*EXERCISE DESCRIPTION*. In the listing below, pick out lines with "timestamps".

(Stored data)
********************
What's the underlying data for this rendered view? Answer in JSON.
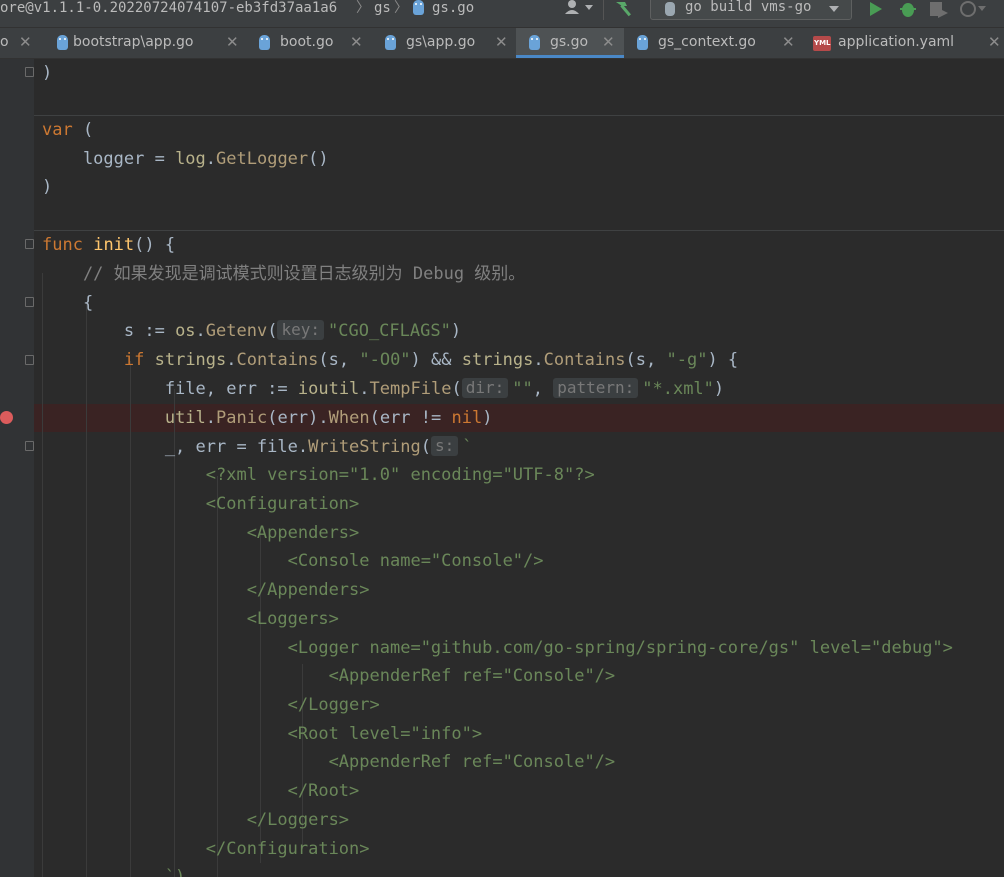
{
  "navbar": {
    "module_crumb": "ore@v1.1.1-0.20220724074107-eb3fd37aa1a6",
    "dir_crumb": "gs",
    "file_crumb": "gs.go",
    "run_config": "go build vms-go",
    "icons": [
      "user-icon",
      "build-hammer-icon",
      "run-icon",
      "debug-icon",
      "coverage-icon",
      "profile-icon"
    ]
  },
  "tabs": [
    {
      "label": "o",
      "icon": "none",
      "active": false
    },
    {
      "label": "bootstrap\\app.go",
      "icon": "go-gopher-icon",
      "active": false
    },
    {
      "label": "boot.go",
      "icon": "go-gopher-icon",
      "active": false
    },
    {
      "label": "gs\\app.go",
      "icon": "go-gopher-icon",
      "active": false
    },
    {
      "label": "gs.go",
      "icon": "go-gopher-icon",
      "active": true
    },
    {
      "label": "gs_context.go",
      "icon": "go-gopher-icon",
      "active": false
    },
    {
      "label": "application.yaml",
      "icon": "yaml-icon",
      "active": false
    }
  ],
  "code": {
    "l1": ")",
    "l2_kw": "var",
    "l2_rest": " (",
    "l3_a": "    logger = ",
    "l3_pkg": "log",
    "l3_dot": ".",
    "l3_fn": "GetLogger",
    "l3_end": "()",
    "l4": ")",
    "l5_kw": "func",
    "l5_fn": "init",
    "l5_end": "() {",
    "l6": "    // 如果发现是调试模式则设置日志级别为 Debug 级别。",
    "l7": "    {",
    "l8_a": "        s := ",
    "l8_pkg": "os",
    "l8_dot": ".",
    "l8_fn": "Getenv",
    "l8_paren": "(",
    "l8_hint": "key:",
    "l8_str": "\"CGO_CFLAGS\"",
    "l8_end": ")",
    "l9_kw": "        if",
    "l9_sp": " ",
    "l9_pkg1": "strings",
    "l9_dot1": ".",
    "l9_fn1": "Contains",
    "l9_b": "(s, ",
    "l9_str1": "\"-O0\"",
    "l9_c": ") && ",
    "l9_pkg2": "strings",
    "l9_dot2": ".",
    "l9_fn2": "Contains",
    "l9_d": "(s, ",
    "l9_str2": "\"-g\"",
    "l9_end": ") {",
    "l10_a": "            file, err := ",
    "l10_pkg": "ioutil",
    "l10_dot": ".",
    "l10_fn": "TempFile",
    "l10_paren": "(",
    "l10_hint1": "dir:",
    "l10_str1": "\"\"",
    "l10_comma": ", ",
    "l10_hint2": "pattern:",
    "l10_str2": "\"*.xml\"",
    "l10_end": ")",
    "l11_a": "            ",
    "l11_pkg": "util",
    "l11_dot1": ".",
    "l11_fn1": "Panic",
    "l11_b": "(err).",
    "l11_fn2": "When",
    "l11_c": "(err != ",
    "l11_kw": "nil",
    "l11_end": ")",
    "l12_a": "            _, err = file.",
    "l12_fn": "WriteString",
    "l12_paren": "(",
    "l12_hint": "s:",
    "l12_str": "`",
    "l13": "                <?xml version=\"1.0\" encoding=\"UTF-8\"?>",
    "l14": "                <Configuration>",
    "l15": "                    <Appenders>",
    "l16": "                        <Console name=\"Console\"/>",
    "l17": "                    </Appenders>",
    "l18": "                    <Loggers>",
    "l19": "                        <Logger name=\"github.com/go-spring/spring-core/gs\" level=\"debug\">",
    "l20": "                            <AppenderRef ref=\"Console\"/>",
    "l21": "                        </Logger>",
    "l22": "                        <Root level=\"info\">",
    "l23": "                            <AppenderRef ref=\"Console\"/>",
    "l24": "                        </Root>",
    "l25": "                    </Loggers>",
    "l26": "                </Configuration>",
    "l27": "            `)"
  }
}
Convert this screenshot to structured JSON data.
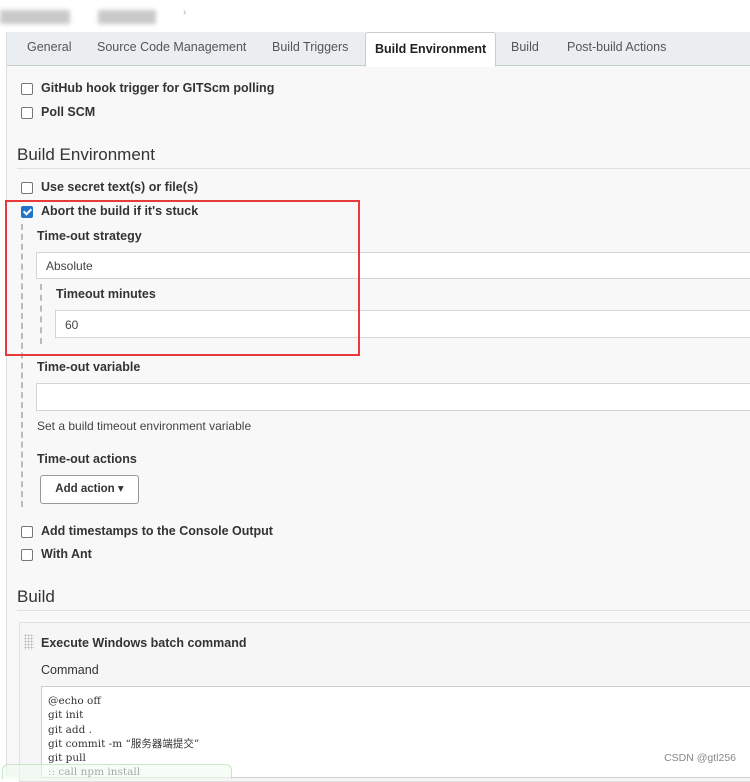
{
  "breadcrumb": {
    "separator": "›"
  },
  "tabs": [
    {
      "label": "General",
      "active": false
    },
    {
      "label": "Source Code Management",
      "active": false
    },
    {
      "label": "Build Triggers",
      "active": false
    },
    {
      "label": "Build Environment",
      "active": true
    },
    {
      "label": "Build",
      "active": false
    },
    {
      "label": "Post-build Actions",
      "active": false
    }
  ],
  "build_triggers": {
    "github_hook": {
      "label": "GitHub hook trigger for GITScm polling",
      "checked": false
    },
    "poll_scm": {
      "label": "Poll SCM",
      "checked": false
    }
  },
  "build_environment": {
    "title": "Build Environment",
    "use_secret": {
      "label": "Use secret text(s) or file(s)",
      "checked": false
    },
    "abort_stuck": {
      "label": "Abort the build if it's stuck",
      "checked": true
    },
    "timeout_strategy": {
      "label": "Time-out strategy",
      "value": "Absolute"
    },
    "timeout_minutes": {
      "label": "Timeout minutes",
      "value": "60"
    },
    "timeout_variable": {
      "label": "Time-out variable",
      "value": "",
      "help": "Set a build timeout environment variable"
    },
    "timeout_actions": {
      "label": "Time-out actions",
      "add_action_label": "Add action",
      "dropdown_icon": "▾"
    },
    "timestamps": {
      "label": "Add timestamps to the Console Output",
      "checked": false
    },
    "with_ant": {
      "label": "With Ant",
      "checked": false
    }
  },
  "build": {
    "title": "Build",
    "step": {
      "title": "Execute Windows batch command",
      "command_label": "Command",
      "command": "@echo off\ngit init\ngit add .\ngit commit -m “服务器端提交”\ngit pull\n:: call npm install"
    }
  },
  "watermark": "CSDN @gtl256",
  "colors": {
    "highlight_box": "#e83a3a",
    "checkbox_checked": "#2174c8"
  }
}
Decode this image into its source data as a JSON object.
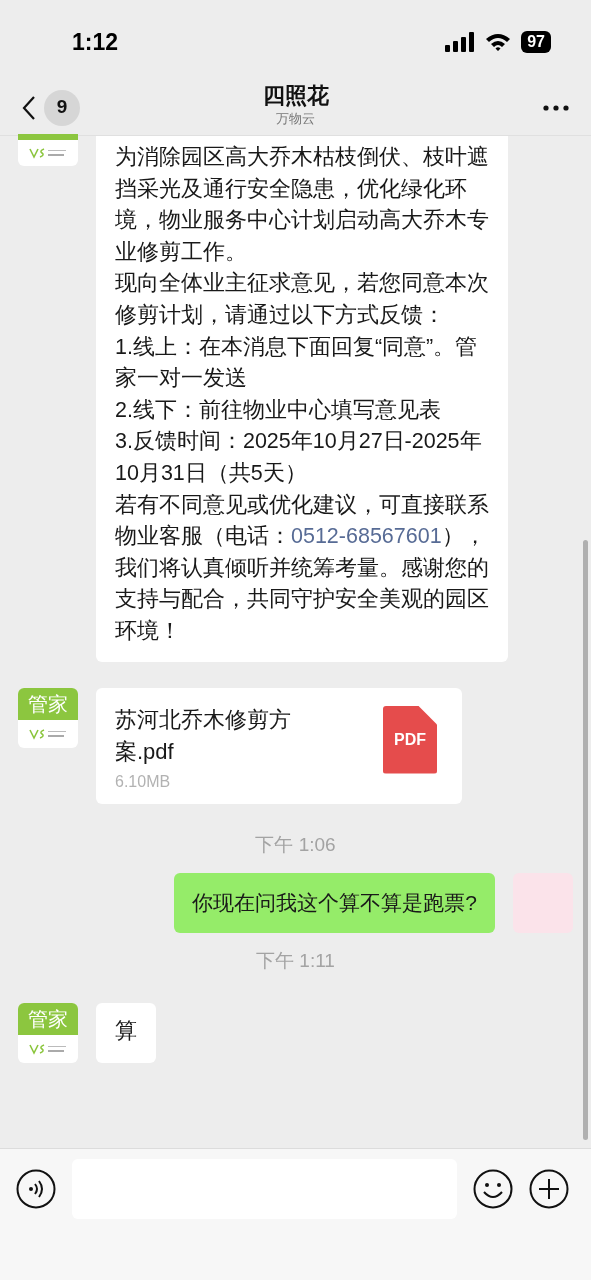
{
  "status_bar": {
    "time": "1:12",
    "battery": "97"
  },
  "nav": {
    "back_badge": "9",
    "title": "四照花",
    "subtitle": "万物云"
  },
  "messages": [
    {
      "kind": "incoming",
      "paragraphs": [
        {
          "text": "为消除园区高大乔木枯枝倒伏、枝叶遮挡采光及通行安全隐患，优化绿化环境，物业服务中心计划启动高大乔木专业修剪工作。"
        },
        {
          "text": "现向全体业主征求意见，若您同意本次修剪计划，请通过以下方式反馈："
        },
        {
          "text": "1.线上：在本消息下面回复“同意”。管家一对一发送"
        },
        {
          "text": "2.线下：前往物业中心填写意见表"
        },
        {
          "text": "3.反馈时间：2025年10月27日-2025年10月31日（共5天）"
        },
        {
          "text": "若有不同意见或优化建议，可直接联系物业客服（电话：",
          "link": "0512-68567601",
          "after": "），我们将认真倾听并统筹考量。感谢您的支持与配合，共同守护安全美观的园区环境！"
        }
      ]
    },
    {
      "kind": "file",
      "avatar_label": "管家",
      "file_name": "苏河北乔木修剪方案.pdf",
      "file_size": "6.10MB",
      "file_type": "PDF"
    },
    {
      "kind": "time",
      "text": "下午 1:06"
    },
    {
      "kind": "outgoing",
      "paragraphs": [
        {
          "text": "你现在问我这个算不算是跑票?"
        }
      ]
    },
    {
      "kind": "time",
      "text": "下午 1:11"
    },
    {
      "kind": "incoming",
      "avatar_label": "管家",
      "paragraphs": [
        {
          "text": "算"
        }
      ]
    }
  ]
}
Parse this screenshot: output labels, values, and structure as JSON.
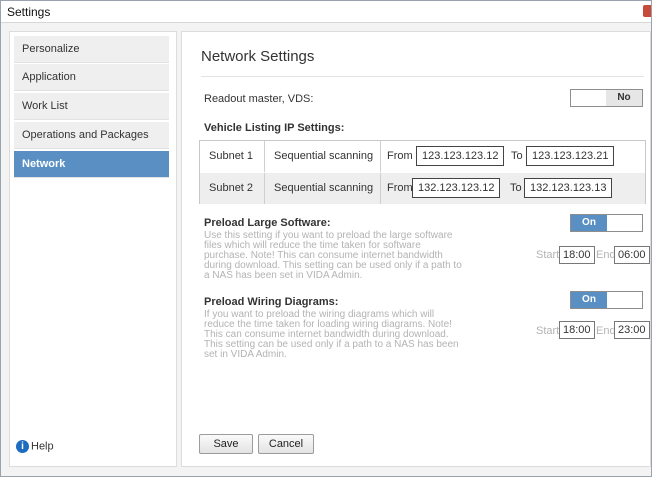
{
  "window": {
    "title": "Settings"
  },
  "sidebar": {
    "items": [
      {
        "label": "Personalize"
      },
      {
        "label": "Application"
      },
      {
        "label": "Work List"
      },
      {
        "label": "Operations and Packages"
      },
      {
        "label": "Network"
      }
    ],
    "active": "Network",
    "help_label": "Help"
  },
  "main": {
    "title": "Network Settings",
    "readout": {
      "label": "Readout master, VDS:",
      "value": "No"
    },
    "vehicle_listing": {
      "heading": "Vehicle Listing IP Settings:",
      "rows": [
        {
          "name": "Subnet 1",
          "mode": "Sequential scanning",
          "from_label": "From",
          "from": "123.123.123.12",
          "to_label": "To",
          "to": "123.123.123.21"
        },
        {
          "name": "Subnet 2",
          "mode": "Sequential scanning",
          "from_label": "From",
          "from": "132.123.123.12",
          "to_label": "To",
          "to": "132.123.123.13"
        }
      ]
    },
    "preload_software": {
      "heading": "Preload Large Software:",
      "desc": "Use this setting if you want to preload the large software files which will reduce the time taken for software purchase. Note! This can consume internet bandwidth during download. This setting can be used only if a path to a NAS has been set in VIDA Admin.",
      "value": "On",
      "start_label": "Start",
      "start": "18:00",
      "end_label": "End",
      "end": "06:00"
    },
    "preload_wiring": {
      "heading": "Preload Wiring Diagrams:",
      "desc": "If you want to preload the wiring diagrams which will reduce the time taken for loading wiring diagrams. Note! This can consume internet bandwidth during download. This setting can be used only if a path to a NAS has been set in VIDA Admin.",
      "value": "On",
      "start_label": "Start",
      "start": "18:00",
      "end_label": "End",
      "end": "23:00"
    },
    "buttons": {
      "save": "Save",
      "cancel": "Cancel"
    }
  },
  "colors": {
    "accent": "#5a8fc4",
    "help_icon": "#1e6cbf",
    "close": "#c74b3b"
  },
  "icons": {
    "help": "info-icon",
    "close": "close-icon"
  }
}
********************
*ANSWER TO THIS TASK*.
    "timestamps": {
      "label": "Add timestamps to the Console Output",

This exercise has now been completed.